■ **WHAT THE TASK ASKS**: Look for the word "text" in the entries below, then copy every line that has it.

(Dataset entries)

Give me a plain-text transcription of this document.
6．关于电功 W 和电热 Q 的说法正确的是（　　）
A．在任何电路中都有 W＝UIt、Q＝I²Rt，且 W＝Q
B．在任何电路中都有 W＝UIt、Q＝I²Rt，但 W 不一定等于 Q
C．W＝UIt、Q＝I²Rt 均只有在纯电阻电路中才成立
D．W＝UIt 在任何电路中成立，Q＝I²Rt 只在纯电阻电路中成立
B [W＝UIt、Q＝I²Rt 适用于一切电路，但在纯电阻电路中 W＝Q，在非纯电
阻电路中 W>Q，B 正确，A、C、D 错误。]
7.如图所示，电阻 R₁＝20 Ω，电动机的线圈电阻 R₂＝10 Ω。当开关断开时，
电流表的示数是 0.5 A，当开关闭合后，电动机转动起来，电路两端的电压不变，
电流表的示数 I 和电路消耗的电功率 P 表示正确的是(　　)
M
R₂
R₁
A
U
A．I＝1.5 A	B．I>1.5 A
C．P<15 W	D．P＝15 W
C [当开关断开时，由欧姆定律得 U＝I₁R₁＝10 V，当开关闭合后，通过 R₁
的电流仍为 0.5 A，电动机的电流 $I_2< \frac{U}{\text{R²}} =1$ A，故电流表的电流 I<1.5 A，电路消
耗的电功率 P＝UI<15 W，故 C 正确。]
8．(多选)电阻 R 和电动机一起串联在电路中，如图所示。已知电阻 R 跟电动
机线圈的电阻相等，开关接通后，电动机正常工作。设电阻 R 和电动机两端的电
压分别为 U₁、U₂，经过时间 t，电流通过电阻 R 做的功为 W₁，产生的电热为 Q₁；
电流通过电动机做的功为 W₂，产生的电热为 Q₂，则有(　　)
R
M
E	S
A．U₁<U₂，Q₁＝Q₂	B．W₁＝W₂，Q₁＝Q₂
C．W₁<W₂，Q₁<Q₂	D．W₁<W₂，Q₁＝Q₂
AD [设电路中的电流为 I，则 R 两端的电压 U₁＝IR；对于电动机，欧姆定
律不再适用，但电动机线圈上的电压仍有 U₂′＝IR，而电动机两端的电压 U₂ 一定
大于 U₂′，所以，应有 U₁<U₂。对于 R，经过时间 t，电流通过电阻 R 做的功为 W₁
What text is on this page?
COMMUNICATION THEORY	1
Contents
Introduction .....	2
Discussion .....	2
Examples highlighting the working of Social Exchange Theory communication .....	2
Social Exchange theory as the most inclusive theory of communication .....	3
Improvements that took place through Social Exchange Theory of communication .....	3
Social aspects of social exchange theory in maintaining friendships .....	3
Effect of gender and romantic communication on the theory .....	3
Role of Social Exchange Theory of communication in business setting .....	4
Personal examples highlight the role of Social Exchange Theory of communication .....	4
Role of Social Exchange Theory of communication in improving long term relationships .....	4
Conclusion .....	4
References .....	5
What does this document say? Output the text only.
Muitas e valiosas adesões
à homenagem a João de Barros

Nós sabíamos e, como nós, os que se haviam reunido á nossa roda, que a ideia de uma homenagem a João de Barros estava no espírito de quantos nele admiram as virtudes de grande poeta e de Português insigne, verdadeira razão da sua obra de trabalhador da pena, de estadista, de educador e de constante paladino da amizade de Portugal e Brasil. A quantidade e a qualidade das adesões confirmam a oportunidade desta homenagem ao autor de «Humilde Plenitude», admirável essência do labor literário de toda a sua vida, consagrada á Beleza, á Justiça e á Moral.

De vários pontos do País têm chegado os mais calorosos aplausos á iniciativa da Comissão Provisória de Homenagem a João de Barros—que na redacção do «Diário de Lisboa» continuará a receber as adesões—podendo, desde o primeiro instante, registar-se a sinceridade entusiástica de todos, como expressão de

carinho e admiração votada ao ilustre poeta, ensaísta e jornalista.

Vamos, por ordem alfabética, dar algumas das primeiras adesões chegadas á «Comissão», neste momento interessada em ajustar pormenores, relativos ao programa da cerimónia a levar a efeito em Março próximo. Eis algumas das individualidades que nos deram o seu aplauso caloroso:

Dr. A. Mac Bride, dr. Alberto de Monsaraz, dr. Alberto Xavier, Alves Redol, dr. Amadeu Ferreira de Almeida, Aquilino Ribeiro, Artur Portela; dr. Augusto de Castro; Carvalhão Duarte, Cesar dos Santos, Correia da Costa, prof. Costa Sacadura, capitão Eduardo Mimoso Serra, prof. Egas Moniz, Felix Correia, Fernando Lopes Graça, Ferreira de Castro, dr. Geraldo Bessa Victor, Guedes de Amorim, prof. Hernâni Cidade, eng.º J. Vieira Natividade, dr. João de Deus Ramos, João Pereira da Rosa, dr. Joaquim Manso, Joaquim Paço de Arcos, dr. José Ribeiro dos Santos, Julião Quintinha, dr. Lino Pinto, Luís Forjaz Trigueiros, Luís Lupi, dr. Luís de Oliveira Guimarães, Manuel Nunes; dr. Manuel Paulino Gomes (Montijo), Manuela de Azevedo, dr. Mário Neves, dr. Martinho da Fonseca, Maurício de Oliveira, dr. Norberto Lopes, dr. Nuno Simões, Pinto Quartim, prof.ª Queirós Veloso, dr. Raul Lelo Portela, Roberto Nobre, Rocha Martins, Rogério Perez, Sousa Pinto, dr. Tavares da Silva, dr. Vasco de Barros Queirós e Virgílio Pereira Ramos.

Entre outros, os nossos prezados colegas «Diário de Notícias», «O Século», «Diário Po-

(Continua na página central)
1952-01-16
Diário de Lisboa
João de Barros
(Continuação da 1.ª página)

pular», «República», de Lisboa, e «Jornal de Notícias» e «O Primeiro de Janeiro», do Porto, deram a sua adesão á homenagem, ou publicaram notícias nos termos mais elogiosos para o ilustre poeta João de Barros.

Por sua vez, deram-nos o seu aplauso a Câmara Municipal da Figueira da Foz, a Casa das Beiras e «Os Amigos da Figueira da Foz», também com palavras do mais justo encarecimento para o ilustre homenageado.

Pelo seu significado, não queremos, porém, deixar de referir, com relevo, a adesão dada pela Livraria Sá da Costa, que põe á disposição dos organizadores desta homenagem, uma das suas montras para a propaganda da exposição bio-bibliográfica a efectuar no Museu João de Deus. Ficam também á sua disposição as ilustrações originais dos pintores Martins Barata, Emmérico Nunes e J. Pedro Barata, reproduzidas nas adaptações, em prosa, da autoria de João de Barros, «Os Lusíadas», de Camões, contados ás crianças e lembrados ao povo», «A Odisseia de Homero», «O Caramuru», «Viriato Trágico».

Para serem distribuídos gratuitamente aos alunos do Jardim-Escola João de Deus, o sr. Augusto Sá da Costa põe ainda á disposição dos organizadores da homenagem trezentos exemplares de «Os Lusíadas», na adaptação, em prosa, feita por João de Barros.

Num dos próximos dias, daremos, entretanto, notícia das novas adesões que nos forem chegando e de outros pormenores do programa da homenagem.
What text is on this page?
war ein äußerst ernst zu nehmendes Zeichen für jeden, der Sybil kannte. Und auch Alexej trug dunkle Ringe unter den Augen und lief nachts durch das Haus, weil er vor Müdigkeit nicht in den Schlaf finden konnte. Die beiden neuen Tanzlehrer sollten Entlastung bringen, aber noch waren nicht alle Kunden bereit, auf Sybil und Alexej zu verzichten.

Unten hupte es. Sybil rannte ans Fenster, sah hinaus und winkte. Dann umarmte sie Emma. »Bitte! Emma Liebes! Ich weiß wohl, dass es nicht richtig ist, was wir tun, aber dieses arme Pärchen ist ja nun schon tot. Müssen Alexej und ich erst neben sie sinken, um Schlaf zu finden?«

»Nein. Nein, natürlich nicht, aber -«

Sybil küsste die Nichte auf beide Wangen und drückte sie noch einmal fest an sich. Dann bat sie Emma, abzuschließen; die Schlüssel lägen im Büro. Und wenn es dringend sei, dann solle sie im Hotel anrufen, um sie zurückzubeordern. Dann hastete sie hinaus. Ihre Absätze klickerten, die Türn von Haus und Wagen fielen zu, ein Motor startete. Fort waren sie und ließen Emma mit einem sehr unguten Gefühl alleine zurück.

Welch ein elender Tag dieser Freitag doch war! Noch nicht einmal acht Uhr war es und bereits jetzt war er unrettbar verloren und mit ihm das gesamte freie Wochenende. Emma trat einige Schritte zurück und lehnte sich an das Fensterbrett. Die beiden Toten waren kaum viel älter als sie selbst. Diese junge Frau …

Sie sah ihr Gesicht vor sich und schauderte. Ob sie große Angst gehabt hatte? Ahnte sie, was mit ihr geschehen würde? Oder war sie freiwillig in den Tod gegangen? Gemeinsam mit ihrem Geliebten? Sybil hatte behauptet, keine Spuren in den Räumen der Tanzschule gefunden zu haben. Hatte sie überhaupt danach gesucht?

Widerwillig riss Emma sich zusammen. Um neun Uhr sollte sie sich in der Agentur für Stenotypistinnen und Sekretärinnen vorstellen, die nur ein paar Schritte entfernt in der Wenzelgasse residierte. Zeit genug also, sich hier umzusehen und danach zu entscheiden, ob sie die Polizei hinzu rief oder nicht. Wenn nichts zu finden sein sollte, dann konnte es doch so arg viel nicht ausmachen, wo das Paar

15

■ **SOLUTION FOR THIS EXERCISE**:
Give me a plain-text transcription of this document.
的电流仍为 0.5 A，电动机的电流 $I_2< \frac{U}{\text{R²}} =1$ A，故电流表的电流 I<1.5 A，电路消
What text is on this page?
What does this document say? Output the text only.
What text is on this page?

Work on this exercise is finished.